> **Collected data entries**
/---
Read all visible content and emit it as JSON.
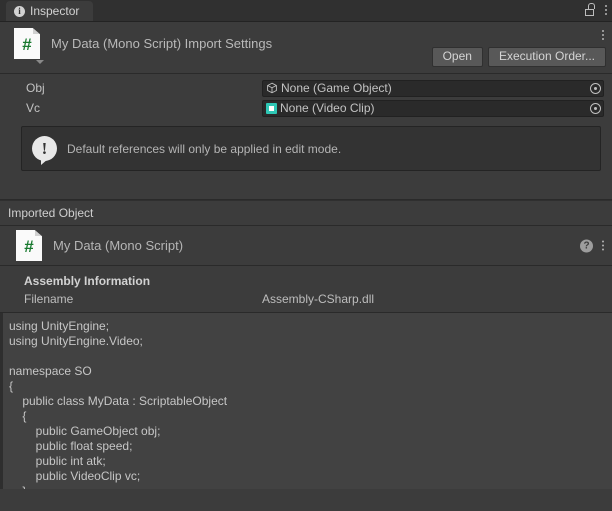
{
  "window": {
    "tab_label": "Inspector",
    "tab_icon": "info-icon",
    "lock_icon": "lock-icon",
    "menu_icon": "kebab-menu-icon"
  },
  "importer": {
    "title": "My Data (Mono Script) Import Settings",
    "icon": "csharp-script-icon",
    "menu_icon": "kebab-menu-icon",
    "buttons": {
      "open": "Open",
      "execution_order": "Execution Order..."
    }
  },
  "properties": [
    {
      "label": "Obj",
      "value": "None (Game Object)",
      "icon": "gameobject-cube-icon",
      "picker_icon": "object-picker-icon"
    },
    {
      "label": "Vc",
      "value": "None (Video Clip)",
      "icon": "videoclip-icon",
      "picker_icon": "object-picker-icon"
    }
  ],
  "helpbox": {
    "icon": "info-bubble-icon",
    "message": "Default references will only be applied in edit mode."
  },
  "imported_object": {
    "header": "Imported Object",
    "component_title": "My Data (Mono Script)",
    "component_icon": "csharp-script-icon",
    "help_icon": "help-icon",
    "menu_icon": "kebab-menu-icon"
  },
  "assembly_information": {
    "title": "Assembly Information",
    "filename_label": "Filename",
    "filename_value": "Assembly-CSharp.dll"
  },
  "code": "using UnityEngine;\nusing UnityEngine.Video;\n\nnamespace SO\n{\n    public class MyData : ScriptableObject\n    {\n        public GameObject obj;\n        public float speed;\n        public int atk;\n        public VideoClip vc;\n    }\n}",
  "colors": {
    "window_bg": "#3c3c3c",
    "tabbar_bg": "#303030",
    "field_bg": "#2a2a2a",
    "code_bg": "#424242",
    "script_green": "#1a7a30",
    "videoclip_teal": "#2ec7b5"
  }
}
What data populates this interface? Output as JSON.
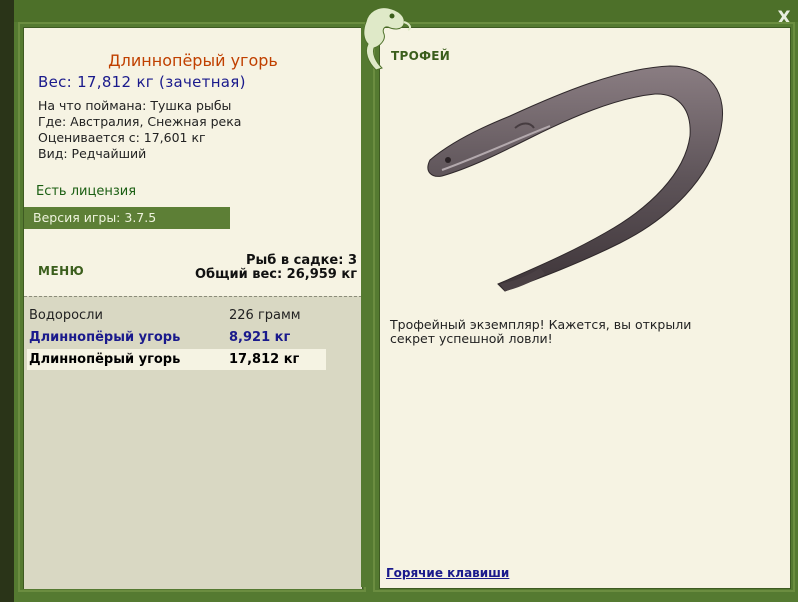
{
  "window": {
    "close_label": "X"
  },
  "fish": {
    "name": "Длиннопёрый угорь",
    "weight_line": "Вес: 17,812 кг (зачетная)",
    "bait_line": "На что поймана: Тушка рыбы",
    "location_line": "Где: Австралия, Снежная река",
    "valued_line": "Оценивается с: 17,601 кг",
    "species_line": "Вид: Редчайший"
  },
  "license": "Есть лицензия",
  "version": "Версия игры: 3.7.5",
  "menu_label": "МЕНЮ",
  "keepnet": {
    "count_line": "Рыб в садке: 3",
    "total_line": "Общий вес: 26,959 кг"
  },
  "catch": [
    {
      "name": "Водоросли",
      "weight": "226 грамм"
    },
    {
      "name": "Длиннопёрый угорь",
      "weight": "8,921 кг"
    },
    {
      "name": "Длиннопёрый угорь",
      "weight": "17,812 кг"
    }
  ],
  "trophy": {
    "label": "ТРОФЕЙ",
    "text": "Трофейный экземпляр! Кажется, вы открыли секрет успешной ловли!"
  },
  "hotkeys_label": "Горячие клавиши",
  "colors": {
    "frame": "#557a31",
    "panel": "#f6f3e3",
    "fish_name": "#c04000",
    "weight": "#1a1a8c",
    "list_bg": "#d9d8c3"
  },
  "icons": [
    "chameleon-logo-icon",
    "eel-image"
  ]
}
\---
> **Task requirements**
Gather each line in the entries above where the string "Mono" is found.

> **Completed exercise**
    "title": "My Data (Mono Script) Import Settings",
    "component_title": "My Data (Mono Script)",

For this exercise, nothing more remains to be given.